Structured figure records

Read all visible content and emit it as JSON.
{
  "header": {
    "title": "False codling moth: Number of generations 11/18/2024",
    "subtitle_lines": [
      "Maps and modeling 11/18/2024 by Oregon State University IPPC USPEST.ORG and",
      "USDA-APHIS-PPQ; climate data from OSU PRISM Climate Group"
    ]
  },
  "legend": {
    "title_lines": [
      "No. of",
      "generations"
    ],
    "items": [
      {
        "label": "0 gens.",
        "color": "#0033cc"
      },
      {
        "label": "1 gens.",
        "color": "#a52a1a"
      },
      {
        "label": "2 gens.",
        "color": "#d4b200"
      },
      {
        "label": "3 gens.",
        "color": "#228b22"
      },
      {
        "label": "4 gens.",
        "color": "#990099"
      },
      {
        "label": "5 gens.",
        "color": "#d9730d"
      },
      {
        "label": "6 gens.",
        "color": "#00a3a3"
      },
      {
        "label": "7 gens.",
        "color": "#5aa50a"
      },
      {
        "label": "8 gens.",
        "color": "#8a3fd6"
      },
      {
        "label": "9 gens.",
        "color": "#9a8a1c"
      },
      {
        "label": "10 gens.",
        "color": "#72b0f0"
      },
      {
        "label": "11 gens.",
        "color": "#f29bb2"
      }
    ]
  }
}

### What the task requires
Copy out each line that contains the word "gens".

### The output
        "label": "0 gens.",
        "label": "1 gens.",
        "label": "2 gens.",
        "label": "3 gens.",
        "label": "4 gens.",
        "label": "5 gens.",
        "label": "6 gens.",
        "label": "7 gens.",
        "label": "8 gens.",
        "label": "9 gens.",
        "label": "10 gens.",
        "label": "11 gens.",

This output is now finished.